#### [Required work]
Only the number is wanted: how many lines hold the word "watermark"?

┌─ Entries provided

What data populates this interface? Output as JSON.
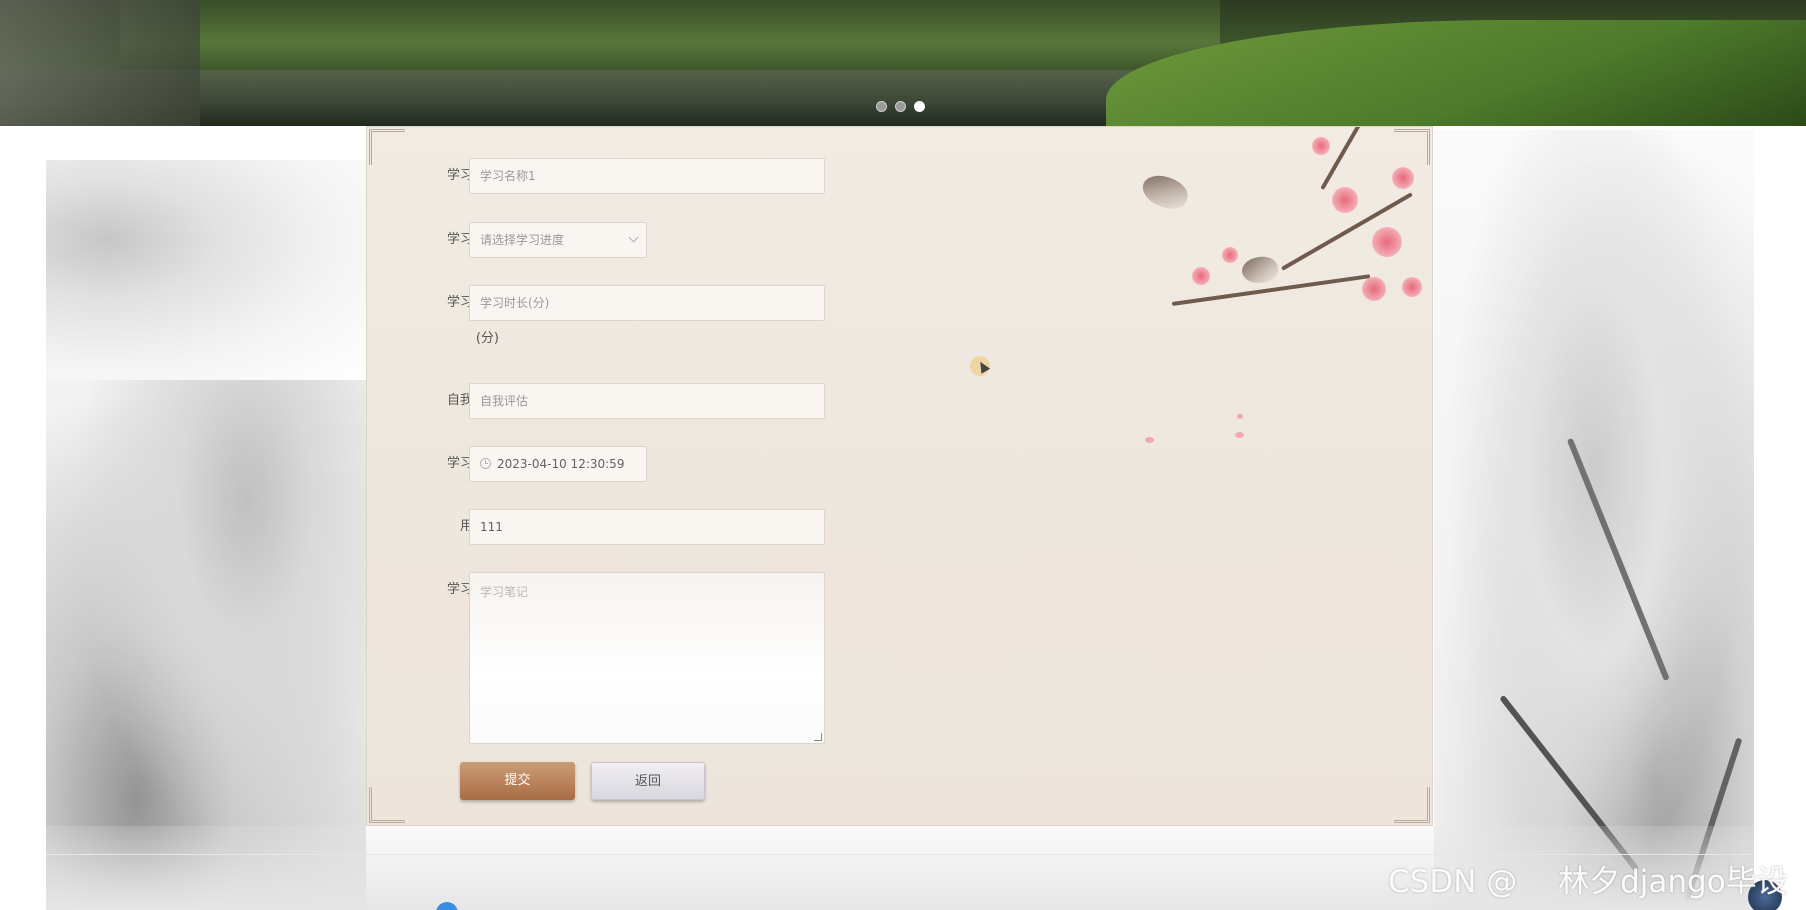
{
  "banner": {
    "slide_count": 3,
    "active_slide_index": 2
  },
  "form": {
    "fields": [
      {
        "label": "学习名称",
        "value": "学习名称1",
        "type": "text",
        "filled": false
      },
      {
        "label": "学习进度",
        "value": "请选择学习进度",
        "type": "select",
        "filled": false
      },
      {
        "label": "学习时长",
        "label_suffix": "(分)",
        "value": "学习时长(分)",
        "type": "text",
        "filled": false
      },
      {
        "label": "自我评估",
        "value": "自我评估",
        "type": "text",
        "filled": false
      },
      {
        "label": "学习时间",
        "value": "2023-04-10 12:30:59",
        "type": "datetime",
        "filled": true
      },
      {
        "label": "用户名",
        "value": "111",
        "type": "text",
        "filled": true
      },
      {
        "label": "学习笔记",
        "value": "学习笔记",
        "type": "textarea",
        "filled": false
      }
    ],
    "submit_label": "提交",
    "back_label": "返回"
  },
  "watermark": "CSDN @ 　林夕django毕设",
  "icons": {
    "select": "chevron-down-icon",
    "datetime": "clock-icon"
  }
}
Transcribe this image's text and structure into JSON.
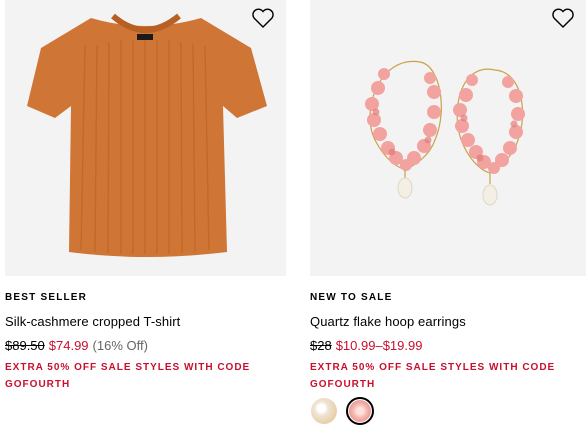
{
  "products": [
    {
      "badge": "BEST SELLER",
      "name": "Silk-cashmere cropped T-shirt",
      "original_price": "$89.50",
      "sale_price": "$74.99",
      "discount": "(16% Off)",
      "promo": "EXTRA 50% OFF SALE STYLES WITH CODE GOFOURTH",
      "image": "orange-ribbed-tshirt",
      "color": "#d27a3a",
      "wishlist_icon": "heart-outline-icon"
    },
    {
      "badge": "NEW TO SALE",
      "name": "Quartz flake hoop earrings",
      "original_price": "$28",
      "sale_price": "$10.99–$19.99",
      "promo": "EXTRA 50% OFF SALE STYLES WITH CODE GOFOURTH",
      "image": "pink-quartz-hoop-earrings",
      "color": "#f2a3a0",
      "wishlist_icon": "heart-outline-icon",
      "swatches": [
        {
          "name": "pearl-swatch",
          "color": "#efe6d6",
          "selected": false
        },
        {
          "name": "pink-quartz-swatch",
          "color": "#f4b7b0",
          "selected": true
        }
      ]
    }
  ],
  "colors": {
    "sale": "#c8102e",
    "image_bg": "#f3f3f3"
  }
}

└─
┌─ Entries provided

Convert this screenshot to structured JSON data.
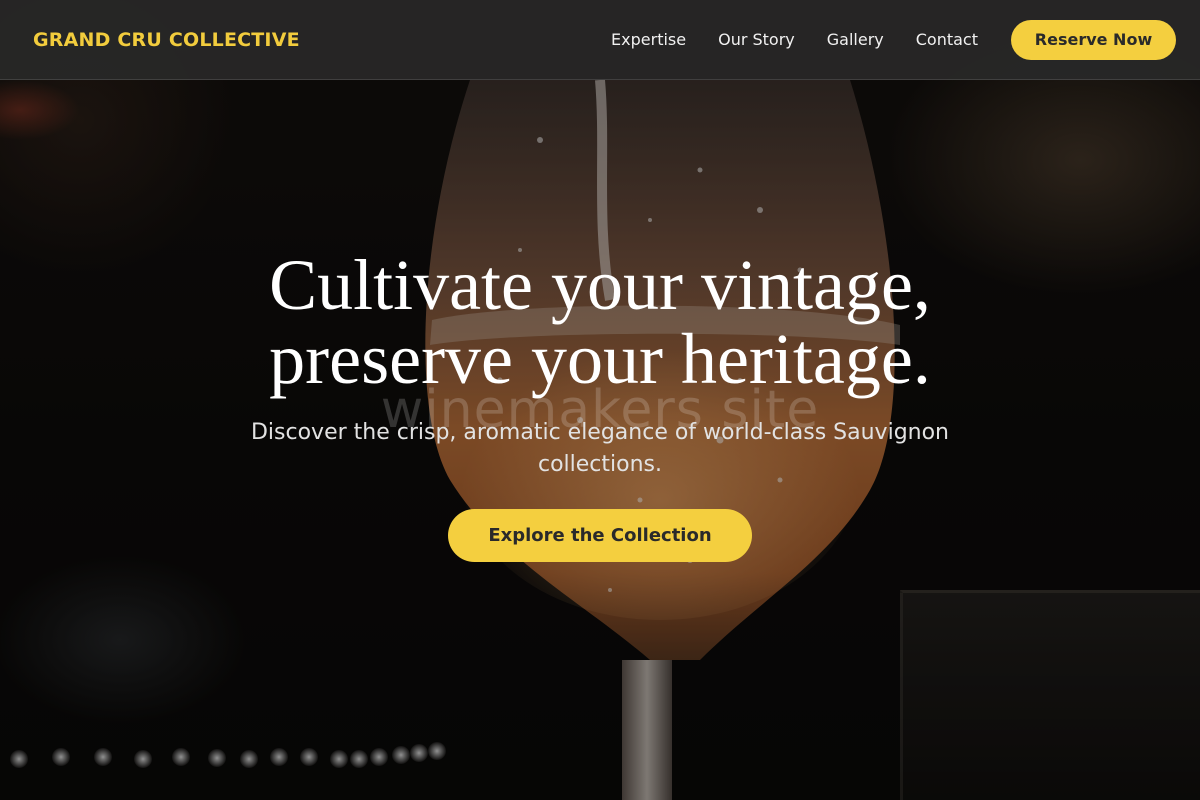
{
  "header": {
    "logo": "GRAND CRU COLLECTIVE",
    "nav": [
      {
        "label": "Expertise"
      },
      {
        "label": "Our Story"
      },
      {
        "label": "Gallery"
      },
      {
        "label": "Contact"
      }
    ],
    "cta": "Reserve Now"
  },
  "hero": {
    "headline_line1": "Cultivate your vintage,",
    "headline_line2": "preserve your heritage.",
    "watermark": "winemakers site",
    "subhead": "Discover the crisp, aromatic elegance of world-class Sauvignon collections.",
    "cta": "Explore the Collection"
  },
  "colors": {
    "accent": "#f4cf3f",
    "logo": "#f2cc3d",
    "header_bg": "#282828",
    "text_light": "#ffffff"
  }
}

└─
┌─ Entries provided

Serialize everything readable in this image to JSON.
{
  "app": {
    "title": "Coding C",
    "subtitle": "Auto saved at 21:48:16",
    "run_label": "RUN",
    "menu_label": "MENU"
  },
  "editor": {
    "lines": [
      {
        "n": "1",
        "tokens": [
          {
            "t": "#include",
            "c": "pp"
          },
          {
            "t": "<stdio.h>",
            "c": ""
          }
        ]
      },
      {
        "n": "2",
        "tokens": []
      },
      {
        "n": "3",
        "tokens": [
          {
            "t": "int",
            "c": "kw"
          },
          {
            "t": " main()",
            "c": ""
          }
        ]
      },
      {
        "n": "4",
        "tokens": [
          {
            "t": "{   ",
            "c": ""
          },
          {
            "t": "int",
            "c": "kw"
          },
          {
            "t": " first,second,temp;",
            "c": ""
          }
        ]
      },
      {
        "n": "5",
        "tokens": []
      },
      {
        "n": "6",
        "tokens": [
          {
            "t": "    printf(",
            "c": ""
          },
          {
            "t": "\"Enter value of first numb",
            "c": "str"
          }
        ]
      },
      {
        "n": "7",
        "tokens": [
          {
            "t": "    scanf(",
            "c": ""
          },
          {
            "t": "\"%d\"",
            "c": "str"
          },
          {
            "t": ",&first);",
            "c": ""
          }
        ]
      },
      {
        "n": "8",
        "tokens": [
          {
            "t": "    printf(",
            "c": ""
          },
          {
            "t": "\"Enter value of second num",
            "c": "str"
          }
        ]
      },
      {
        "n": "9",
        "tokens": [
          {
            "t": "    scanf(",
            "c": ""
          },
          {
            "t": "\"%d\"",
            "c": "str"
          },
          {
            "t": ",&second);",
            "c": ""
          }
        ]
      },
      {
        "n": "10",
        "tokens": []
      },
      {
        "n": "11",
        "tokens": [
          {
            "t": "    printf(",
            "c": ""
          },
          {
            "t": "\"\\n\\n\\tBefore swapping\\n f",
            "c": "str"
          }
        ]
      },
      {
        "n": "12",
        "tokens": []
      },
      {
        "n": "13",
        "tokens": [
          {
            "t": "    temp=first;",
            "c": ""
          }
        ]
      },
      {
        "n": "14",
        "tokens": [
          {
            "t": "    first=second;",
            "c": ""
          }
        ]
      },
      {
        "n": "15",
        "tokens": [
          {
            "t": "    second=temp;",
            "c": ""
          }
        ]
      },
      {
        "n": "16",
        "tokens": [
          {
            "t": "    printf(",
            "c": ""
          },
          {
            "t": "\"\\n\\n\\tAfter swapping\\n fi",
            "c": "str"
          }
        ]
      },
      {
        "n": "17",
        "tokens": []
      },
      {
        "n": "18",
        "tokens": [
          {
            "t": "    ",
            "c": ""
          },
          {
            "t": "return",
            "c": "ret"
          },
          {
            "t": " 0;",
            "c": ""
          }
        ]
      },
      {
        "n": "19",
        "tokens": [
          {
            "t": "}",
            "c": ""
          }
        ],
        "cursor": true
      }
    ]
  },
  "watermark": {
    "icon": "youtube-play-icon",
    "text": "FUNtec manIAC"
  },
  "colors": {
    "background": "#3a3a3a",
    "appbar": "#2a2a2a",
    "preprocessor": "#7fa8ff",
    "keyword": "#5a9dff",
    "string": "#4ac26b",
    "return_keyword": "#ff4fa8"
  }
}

└─

#### [The solution]
3